WHAT IS EXPECTED: Your task is to transcribe the records exactly, skipping every image.

[Lines of data]
::::

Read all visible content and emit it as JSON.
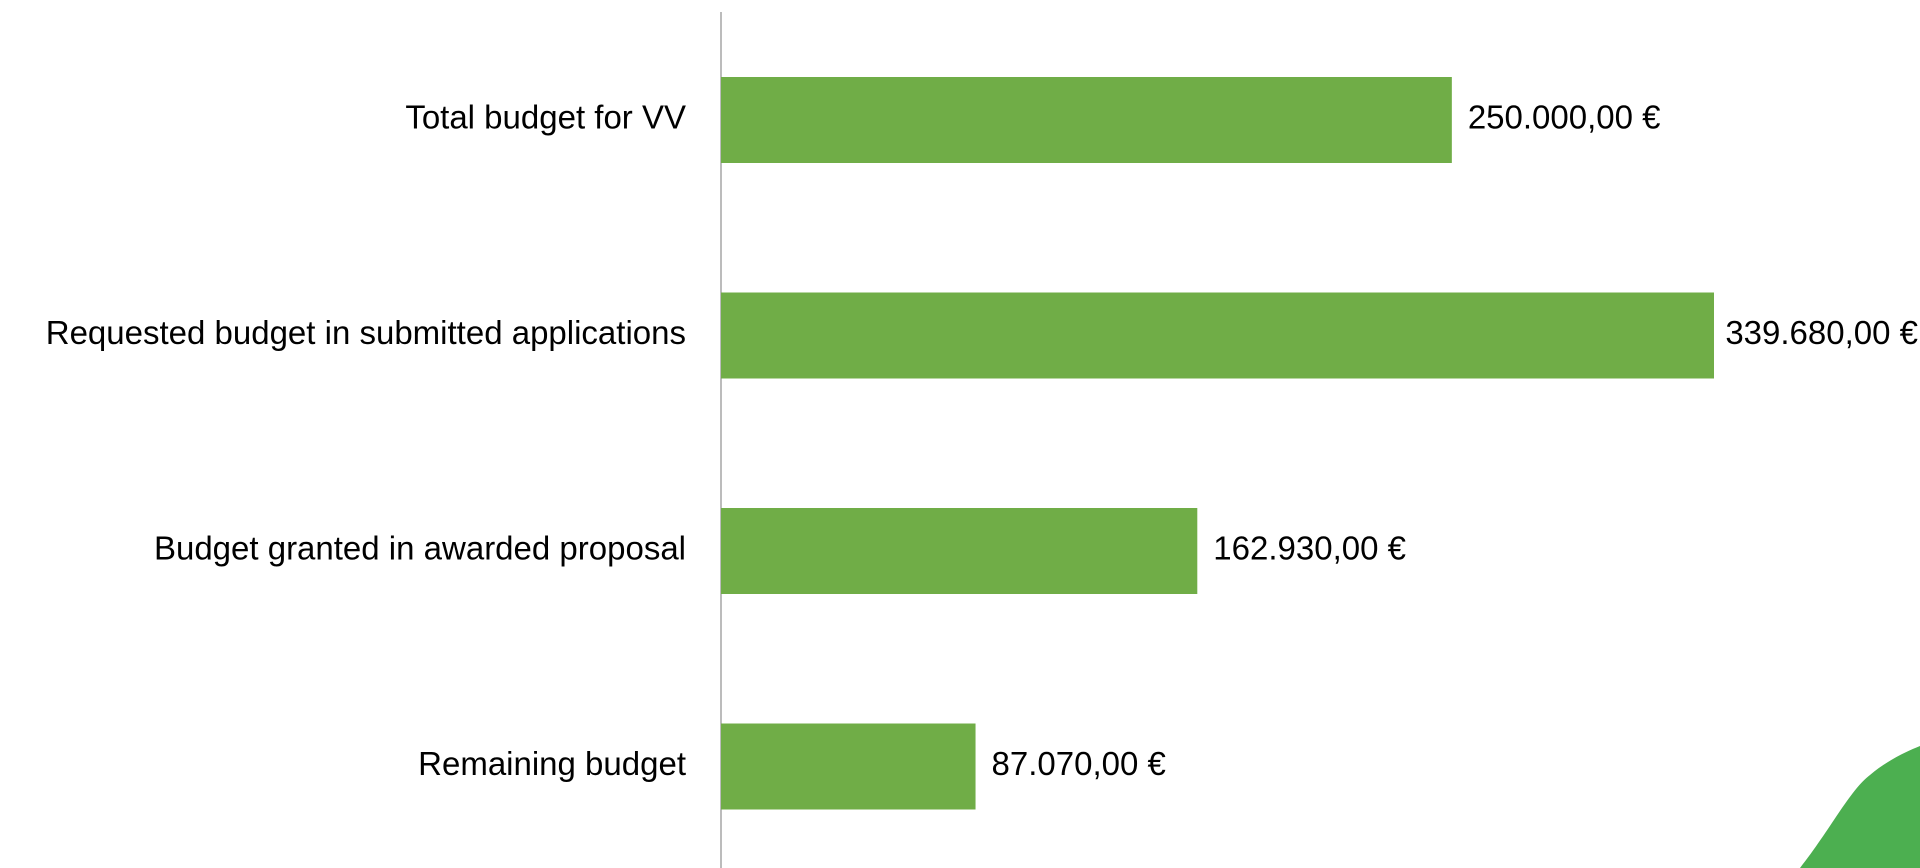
{
  "chart_data": {
    "type": "barh",
    "categories": [
      "Total budget for VV",
      "Requested budget in submitted applications",
      "Budget granted in awarded proposal",
      "Remaining budget"
    ],
    "values": [
      250000,
      339680,
      162930,
      87070
    ],
    "value_labels": [
      "250.000,00 €",
      "339.680,00 €",
      "162.930,00 €",
      "87.070,00 €"
    ],
    "color": "#70ad47"
  }
}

::::

RESPONSE TO THIS EXERCISE:
Read all visible content and emit it as JSON.
{
  "chart_data": {
    "type": "barh",
    "categories": [
      "Total budget for VV",
      "Requested budget in submitted applications",
      "Budget granted in awarded proposal",
      "Remaining budget"
    ],
    "values": [
      250000,
      339680,
      162930,
      87070
    ],
    "value_labels": [
      "250.000,00 €",
      "339.680,00 €",
      "162.930,00 €",
      "87.070,00 €"
    ],
    "color": "#70ad47"
  }
}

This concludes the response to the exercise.